* _WRITTEN REQUEST_:
Below are the records; collect from them each line containing the string "contactos".

* _RECORD SET_:
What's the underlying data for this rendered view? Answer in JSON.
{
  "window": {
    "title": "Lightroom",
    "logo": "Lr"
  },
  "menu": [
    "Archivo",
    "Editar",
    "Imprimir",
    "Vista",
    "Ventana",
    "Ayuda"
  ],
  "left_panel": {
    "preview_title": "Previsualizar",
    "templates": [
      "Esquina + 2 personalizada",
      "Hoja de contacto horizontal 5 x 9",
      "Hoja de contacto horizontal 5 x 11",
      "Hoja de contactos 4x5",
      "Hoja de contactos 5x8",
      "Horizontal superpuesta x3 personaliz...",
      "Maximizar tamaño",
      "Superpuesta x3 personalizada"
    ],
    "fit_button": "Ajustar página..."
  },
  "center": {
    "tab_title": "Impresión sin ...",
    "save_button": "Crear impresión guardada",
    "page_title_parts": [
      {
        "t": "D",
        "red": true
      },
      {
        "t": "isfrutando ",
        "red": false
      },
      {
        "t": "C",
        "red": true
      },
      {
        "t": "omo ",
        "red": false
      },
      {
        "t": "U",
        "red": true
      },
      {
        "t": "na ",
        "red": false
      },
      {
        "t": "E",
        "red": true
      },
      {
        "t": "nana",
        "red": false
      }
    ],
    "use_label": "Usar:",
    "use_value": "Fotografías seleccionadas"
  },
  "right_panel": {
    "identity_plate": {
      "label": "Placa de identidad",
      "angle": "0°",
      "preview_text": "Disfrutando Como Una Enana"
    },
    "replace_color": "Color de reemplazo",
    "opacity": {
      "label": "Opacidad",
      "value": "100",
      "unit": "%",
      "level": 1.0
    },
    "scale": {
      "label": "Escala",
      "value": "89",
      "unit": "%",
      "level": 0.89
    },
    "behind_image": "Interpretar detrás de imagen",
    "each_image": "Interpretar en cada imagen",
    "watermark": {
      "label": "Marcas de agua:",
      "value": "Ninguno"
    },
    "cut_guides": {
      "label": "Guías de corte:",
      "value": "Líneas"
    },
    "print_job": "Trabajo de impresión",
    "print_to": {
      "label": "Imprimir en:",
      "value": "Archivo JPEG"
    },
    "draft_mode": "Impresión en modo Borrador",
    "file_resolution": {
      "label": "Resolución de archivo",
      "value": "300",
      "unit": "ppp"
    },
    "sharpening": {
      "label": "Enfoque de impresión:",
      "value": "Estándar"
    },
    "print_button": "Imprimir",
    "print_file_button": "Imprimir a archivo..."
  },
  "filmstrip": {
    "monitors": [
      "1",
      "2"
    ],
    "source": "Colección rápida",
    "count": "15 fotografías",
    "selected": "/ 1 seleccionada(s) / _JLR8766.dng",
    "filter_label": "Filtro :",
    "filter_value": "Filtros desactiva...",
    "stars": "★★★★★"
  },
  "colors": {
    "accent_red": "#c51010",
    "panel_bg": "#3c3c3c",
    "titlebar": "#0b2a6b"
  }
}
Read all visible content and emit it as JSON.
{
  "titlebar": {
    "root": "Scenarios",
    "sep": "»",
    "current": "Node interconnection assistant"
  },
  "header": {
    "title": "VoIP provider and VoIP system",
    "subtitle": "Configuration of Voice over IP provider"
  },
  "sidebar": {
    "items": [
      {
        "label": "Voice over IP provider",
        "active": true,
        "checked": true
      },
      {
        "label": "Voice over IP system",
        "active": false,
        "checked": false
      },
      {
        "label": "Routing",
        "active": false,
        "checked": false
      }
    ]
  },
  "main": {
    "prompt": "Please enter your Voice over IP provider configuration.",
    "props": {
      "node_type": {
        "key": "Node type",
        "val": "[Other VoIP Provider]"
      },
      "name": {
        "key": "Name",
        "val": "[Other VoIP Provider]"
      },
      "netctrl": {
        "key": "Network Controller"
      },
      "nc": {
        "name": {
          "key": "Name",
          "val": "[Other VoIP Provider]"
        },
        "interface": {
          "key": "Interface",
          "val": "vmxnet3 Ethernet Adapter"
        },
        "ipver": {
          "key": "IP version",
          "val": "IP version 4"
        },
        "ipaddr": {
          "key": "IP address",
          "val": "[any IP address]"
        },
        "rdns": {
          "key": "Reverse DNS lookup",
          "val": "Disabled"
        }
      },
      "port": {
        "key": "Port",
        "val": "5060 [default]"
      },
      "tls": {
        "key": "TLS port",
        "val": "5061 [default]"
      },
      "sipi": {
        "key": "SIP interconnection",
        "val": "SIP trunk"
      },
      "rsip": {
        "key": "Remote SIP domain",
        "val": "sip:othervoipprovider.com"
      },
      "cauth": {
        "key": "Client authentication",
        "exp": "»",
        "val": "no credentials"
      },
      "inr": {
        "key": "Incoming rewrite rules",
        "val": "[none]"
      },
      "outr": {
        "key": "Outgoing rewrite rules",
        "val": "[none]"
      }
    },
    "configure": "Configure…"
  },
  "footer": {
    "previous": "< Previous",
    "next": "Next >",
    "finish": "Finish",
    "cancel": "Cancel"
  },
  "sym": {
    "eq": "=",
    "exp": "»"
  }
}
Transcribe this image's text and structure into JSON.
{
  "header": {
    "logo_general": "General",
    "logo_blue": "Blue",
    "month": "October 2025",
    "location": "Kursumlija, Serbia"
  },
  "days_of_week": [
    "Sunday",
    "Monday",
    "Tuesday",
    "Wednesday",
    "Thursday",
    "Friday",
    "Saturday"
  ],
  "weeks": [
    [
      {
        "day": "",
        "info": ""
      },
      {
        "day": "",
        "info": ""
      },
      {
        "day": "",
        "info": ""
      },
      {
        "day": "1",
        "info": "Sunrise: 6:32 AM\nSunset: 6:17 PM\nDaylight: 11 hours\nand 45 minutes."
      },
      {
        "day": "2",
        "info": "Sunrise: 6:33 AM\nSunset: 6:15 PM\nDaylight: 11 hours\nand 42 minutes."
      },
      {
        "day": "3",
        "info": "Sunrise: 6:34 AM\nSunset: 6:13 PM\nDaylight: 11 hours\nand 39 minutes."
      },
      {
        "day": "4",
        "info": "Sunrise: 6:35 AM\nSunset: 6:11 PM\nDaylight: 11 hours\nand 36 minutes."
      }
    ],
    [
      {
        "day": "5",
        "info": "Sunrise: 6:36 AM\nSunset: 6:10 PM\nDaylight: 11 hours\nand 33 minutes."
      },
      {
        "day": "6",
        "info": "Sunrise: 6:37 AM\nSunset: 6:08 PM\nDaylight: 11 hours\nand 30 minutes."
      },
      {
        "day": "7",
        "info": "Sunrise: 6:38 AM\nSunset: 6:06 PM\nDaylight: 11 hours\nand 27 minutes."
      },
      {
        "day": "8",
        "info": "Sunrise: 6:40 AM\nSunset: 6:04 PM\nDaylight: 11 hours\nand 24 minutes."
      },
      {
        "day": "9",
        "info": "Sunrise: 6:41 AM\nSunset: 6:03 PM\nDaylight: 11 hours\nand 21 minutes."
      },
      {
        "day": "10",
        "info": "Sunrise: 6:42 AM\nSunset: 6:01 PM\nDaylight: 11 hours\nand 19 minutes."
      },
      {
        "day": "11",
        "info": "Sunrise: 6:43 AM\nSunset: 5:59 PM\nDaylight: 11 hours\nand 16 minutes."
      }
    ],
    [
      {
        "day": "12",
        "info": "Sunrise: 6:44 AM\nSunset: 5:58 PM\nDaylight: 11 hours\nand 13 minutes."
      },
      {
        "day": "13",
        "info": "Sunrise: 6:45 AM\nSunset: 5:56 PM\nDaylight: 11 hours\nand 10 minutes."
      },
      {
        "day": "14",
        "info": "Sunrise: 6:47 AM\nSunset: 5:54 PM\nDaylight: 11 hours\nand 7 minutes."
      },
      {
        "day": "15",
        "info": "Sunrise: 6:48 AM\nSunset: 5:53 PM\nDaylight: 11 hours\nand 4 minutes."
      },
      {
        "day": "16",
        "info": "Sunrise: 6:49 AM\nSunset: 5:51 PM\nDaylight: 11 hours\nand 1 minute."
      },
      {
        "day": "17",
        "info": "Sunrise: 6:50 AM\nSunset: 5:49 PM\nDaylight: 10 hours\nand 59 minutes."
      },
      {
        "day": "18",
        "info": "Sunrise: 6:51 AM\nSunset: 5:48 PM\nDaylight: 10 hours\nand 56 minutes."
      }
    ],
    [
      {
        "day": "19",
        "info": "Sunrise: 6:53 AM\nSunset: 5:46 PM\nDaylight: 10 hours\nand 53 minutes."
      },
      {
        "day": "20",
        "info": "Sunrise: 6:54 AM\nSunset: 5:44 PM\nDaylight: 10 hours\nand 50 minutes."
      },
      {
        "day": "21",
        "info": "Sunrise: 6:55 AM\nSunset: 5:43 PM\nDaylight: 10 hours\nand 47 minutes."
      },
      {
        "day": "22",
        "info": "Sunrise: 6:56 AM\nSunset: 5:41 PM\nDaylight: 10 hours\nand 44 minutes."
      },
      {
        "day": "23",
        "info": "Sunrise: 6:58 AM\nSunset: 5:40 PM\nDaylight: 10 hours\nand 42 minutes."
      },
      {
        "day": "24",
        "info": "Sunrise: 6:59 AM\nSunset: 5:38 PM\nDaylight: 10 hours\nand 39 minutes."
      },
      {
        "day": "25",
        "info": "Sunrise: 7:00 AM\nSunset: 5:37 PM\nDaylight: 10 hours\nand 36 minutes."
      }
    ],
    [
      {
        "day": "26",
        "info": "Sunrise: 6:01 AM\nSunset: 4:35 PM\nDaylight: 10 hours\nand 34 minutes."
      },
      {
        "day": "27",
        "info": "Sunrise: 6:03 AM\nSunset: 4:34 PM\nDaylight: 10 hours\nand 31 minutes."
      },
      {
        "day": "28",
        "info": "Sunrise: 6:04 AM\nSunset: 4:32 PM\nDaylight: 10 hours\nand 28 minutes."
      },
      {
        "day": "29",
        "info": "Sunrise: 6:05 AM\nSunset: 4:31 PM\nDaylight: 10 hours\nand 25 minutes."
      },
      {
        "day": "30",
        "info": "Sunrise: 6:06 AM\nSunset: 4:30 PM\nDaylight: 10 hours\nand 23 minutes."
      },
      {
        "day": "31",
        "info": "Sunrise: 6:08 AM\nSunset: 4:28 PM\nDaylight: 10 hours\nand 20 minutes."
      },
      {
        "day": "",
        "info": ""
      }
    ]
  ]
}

* _RESULT BELOW_:
      "Hoja de contactos 4x5",
      "Hoja de contactos 5x8",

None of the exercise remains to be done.